__Required work__
Retype every entry word for word.

__Dataset records__
start

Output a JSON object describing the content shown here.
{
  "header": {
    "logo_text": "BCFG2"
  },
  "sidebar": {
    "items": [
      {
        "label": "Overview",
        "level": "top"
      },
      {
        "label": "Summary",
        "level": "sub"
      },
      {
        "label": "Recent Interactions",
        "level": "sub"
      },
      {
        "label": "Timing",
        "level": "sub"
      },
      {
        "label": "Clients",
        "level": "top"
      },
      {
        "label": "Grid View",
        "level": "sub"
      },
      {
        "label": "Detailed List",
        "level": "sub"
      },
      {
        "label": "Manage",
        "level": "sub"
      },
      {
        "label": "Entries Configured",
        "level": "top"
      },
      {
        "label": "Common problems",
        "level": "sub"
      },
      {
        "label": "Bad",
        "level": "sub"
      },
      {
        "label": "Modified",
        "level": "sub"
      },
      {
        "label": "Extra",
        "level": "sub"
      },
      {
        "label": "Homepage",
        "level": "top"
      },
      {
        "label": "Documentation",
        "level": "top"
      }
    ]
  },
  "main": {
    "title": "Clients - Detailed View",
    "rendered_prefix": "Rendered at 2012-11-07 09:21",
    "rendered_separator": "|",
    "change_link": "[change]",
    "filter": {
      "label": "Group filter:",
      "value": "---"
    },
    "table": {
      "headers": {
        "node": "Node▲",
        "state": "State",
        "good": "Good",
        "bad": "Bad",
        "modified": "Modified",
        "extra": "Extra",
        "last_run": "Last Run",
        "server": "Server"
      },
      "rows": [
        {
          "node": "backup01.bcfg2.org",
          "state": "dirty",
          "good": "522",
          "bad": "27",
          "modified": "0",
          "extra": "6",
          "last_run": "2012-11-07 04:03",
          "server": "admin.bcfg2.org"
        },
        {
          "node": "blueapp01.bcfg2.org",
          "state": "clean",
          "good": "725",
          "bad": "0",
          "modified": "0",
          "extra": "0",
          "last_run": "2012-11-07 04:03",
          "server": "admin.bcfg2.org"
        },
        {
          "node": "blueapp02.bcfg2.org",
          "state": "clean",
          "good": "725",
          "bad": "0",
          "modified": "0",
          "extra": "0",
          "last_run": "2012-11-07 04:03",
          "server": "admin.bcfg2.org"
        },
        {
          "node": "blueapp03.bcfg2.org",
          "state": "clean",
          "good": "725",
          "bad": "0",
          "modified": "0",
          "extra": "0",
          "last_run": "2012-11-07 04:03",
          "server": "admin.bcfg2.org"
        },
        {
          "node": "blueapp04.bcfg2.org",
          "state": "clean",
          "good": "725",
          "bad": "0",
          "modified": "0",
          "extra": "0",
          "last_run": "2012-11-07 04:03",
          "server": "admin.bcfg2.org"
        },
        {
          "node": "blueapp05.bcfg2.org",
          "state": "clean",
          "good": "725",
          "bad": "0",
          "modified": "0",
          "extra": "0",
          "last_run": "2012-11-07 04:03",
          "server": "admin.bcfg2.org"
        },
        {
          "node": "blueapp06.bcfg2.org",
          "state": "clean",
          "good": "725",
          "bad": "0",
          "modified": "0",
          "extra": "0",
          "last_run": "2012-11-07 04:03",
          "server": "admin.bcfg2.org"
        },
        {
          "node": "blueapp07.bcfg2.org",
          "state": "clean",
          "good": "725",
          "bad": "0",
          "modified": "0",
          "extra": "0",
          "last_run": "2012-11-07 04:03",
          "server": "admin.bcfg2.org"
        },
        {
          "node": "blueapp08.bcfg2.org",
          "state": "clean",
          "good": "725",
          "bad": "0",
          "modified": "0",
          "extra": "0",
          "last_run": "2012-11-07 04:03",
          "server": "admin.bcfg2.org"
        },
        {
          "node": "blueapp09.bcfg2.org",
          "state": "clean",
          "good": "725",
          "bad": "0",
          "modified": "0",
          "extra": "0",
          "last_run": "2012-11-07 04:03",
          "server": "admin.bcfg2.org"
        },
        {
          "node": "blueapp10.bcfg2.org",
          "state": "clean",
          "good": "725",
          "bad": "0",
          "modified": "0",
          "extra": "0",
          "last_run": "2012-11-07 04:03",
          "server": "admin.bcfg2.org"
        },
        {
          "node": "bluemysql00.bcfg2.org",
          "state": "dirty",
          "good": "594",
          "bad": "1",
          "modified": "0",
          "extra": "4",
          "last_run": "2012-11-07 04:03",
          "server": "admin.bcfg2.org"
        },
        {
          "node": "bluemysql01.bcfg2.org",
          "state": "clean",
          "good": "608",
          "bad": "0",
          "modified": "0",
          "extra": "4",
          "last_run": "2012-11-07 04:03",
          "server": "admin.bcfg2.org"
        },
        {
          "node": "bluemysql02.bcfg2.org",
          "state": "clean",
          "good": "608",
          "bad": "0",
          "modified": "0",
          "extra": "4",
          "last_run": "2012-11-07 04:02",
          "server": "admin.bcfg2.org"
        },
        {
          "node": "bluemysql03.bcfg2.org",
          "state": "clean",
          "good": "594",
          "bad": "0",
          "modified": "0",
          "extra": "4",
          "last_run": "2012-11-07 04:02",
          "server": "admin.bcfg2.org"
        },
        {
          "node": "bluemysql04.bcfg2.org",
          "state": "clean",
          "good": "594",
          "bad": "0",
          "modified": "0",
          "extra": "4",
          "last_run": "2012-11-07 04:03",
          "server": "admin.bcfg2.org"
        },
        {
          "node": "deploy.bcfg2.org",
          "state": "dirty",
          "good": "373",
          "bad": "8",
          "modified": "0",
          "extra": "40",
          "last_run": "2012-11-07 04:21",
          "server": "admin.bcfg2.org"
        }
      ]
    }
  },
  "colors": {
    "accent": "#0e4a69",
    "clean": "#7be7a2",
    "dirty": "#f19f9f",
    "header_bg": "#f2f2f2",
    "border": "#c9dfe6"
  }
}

end

__Reply to the task__
Output a JSON object describing the content shown here.
{
  "header": {
    "logo_text": "BCFG2"
  },
  "sidebar": {
    "items": [
      {
        "label": "Overview",
        "level": "top"
      },
      {
        "label": "Summary",
        "level": "sub"
      },
      {
        "label": "Recent Interactions",
        "level": "sub"
      },
      {
        "label": "Timing",
        "level": "sub"
      },
      {
        "label": "Clients",
        "level": "top"
      },
      {
        "label": "Grid View",
        "level": "sub"
      },
      {
        "label": "Detailed List",
        "level": "sub"
      },
      {
        "label": "Manage",
        "level": "sub"
      },
      {
        "label": "Entries Configured",
        "level": "top"
      },
      {
        "label": "Common problems",
        "level": "sub"
      },
      {
        "label": "Bad",
        "level": "sub"
      },
      {
        "label": "Modified",
        "level": "sub"
      },
      {
        "label": "Extra",
        "level": "sub"
      },
      {
        "label": "Homepage",
        "level": "top"
      },
      {
        "label": "Documentation",
        "level": "top"
      }
    ]
  },
  "main": {
    "title": "Clients - Detailed View",
    "rendered_prefix": "Rendered at 2012-11-07 09:21",
    "rendered_separator": "|",
    "change_link": "[change]",
    "filter": {
      "label": "Group filter:",
      "value": "---"
    },
    "table": {
      "headers": {
        "node": "Node▲",
        "state": "State",
        "good": "Good",
        "bad": "Bad",
        "modified": "Modified",
        "extra": "Extra",
        "last_run": "Last Run",
        "server": "Server"
      },
      "rows": [
        {
          "node": "backup01.bcfg2.org",
          "state": "dirty",
          "good": "522",
          "bad": "27",
          "modified": "0",
          "extra": "6",
          "last_run": "2012-11-07 04:03",
          "server": "admin.bcfg2.org"
        },
        {
          "node": "blueapp01.bcfg2.org",
          "state": "clean",
          "good": "725",
          "bad": "0",
          "modified": "0",
          "extra": "0",
          "last_run": "2012-11-07 04:03",
          "server": "admin.bcfg2.org"
        },
        {
          "node": "blueapp02.bcfg2.org",
          "state": "clean",
          "good": "725",
          "bad": "0",
          "modified": "0",
          "extra": "0",
          "last_run": "2012-11-07 04:03",
          "server": "admin.bcfg2.org"
        },
        {
          "node": "blueapp03.bcfg2.org",
          "state": "clean",
          "good": "725",
          "bad": "0",
          "modified": "0",
          "extra": "0",
          "last_run": "2012-11-07 04:03",
          "server": "admin.bcfg2.org"
        },
        {
          "node": "blueapp04.bcfg2.org",
          "state": "clean",
          "good": "725",
          "bad": "0",
          "modified": "0",
          "extra": "0",
          "last_run": "2012-11-07 04:03",
          "server": "admin.bcfg2.org"
        },
        {
          "node": "blueapp05.bcfg2.org",
          "state": "clean",
          "good": "725",
          "bad": "0",
          "modified": "0",
          "extra": "0",
          "last_run": "2012-11-07 04:03",
          "server": "admin.bcfg2.org"
        },
        {
          "node": "blueapp06.bcfg2.org",
          "state": "clean",
          "good": "725",
          "bad": "0",
          "modified": "0",
          "extra": "0",
          "last_run": "2012-11-07 04:03",
          "server": "admin.bcfg2.org"
        },
        {
          "node": "blueapp07.bcfg2.org",
          "state": "clean",
          "good": "725",
          "bad": "0",
          "modified": "0",
          "extra": "0",
          "last_run": "2012-11-07 04:03",
          "server": "admin.bcfg2.org"
        },
        {
          "node": "blueapp08.bcfg2.org",
          "state": "clean",
          "good": "725",
          "bad": "0",
          "modified": "0",
          "extra": "0",
          "last_run": "2012-11-07 04:03",
          "server": "admin.bcfg2.org"
        },
        {
          "node": "blueapp09.bcfg2.org",
          "state": "clean",
          "good": "725",
          "bad": "0",
          "modified": "0",
          "extra": "0",
          "last_run": "2012-11-07 04:03",
          "server": "admin.bcfg2.org"
        },
        {
          "node": "blueapp10.bcfg2.org",
          "state": "clean",
          "good": "725",
          "bad": "0",
          "modified": "0",
          "extra": "0",
          "last_run": "2012-11-07 04:03",
          "server": "admin.bcfg2.org"
        },
        {
          "node": "bluemysql00.bcfg2.org",
          "state": "dirty",
          "good": "594",
          "bad": "1",
          "modified": "0",
          "extra": "4",
          "last_run": "2012-11-07 04:03",
          "server": "admin.bcfg2.org"
        },
        {
          "node": "bluemysql01.bcfg2.org",
          "state": "clean",
          "good": "608",
          "bad": "0",
          "modified": "0",
          "extra": "4",
          "last_run": "2012-11-07 04:03",
          "server": "admin.bcfg2.org"
        },
        {
          "node": "bluemysql02.bcfg2.org",
          "state": "clean",
          "good": "608",
          "bad": "0",
          "modified": "0",
          "extra": "4",
          "last_run": "2012-11-07 04:02",
          "server": "admin.bcfg2.org"
        },
        {
          "node": "bluemysql03.bcfg2.org",
          "state": "clean",
          "good": "594",
          "bad": "0",
          "modified": "0",
          "extra": "4",
          "last_run": "2012-11-07 04:02",
          "server": "admin.bcfg2.org"
        },
        {
          "node": "bluemysql04.bcfg2.org",
          "state": "clean",
          "good": "594",
          "bad": "0",
          "modified": "0",
          "extra": "4",
          "last_run": "2012-11-07 04:03",
          "server": "admin.bcfg2.org"
        },
        {
          "node": "deploy.bcfg2.org",
          "state": "dirty",
          "good": "373",
          "bad": "8",
          "modified": "0",
          "extra": "40",
          "last_run": "2012-11-07 04:21",
          "server": "admin.bcfg2.org"
        }
      ]
    }
  },
  "colors": {
    "accent": "#0e4a69",
    "clean": "#7be7a2",
    "dirty": "#f19f9f",
    "header_bg": "#f2f2f2",
    "border": "#c9dfe6"
  }
}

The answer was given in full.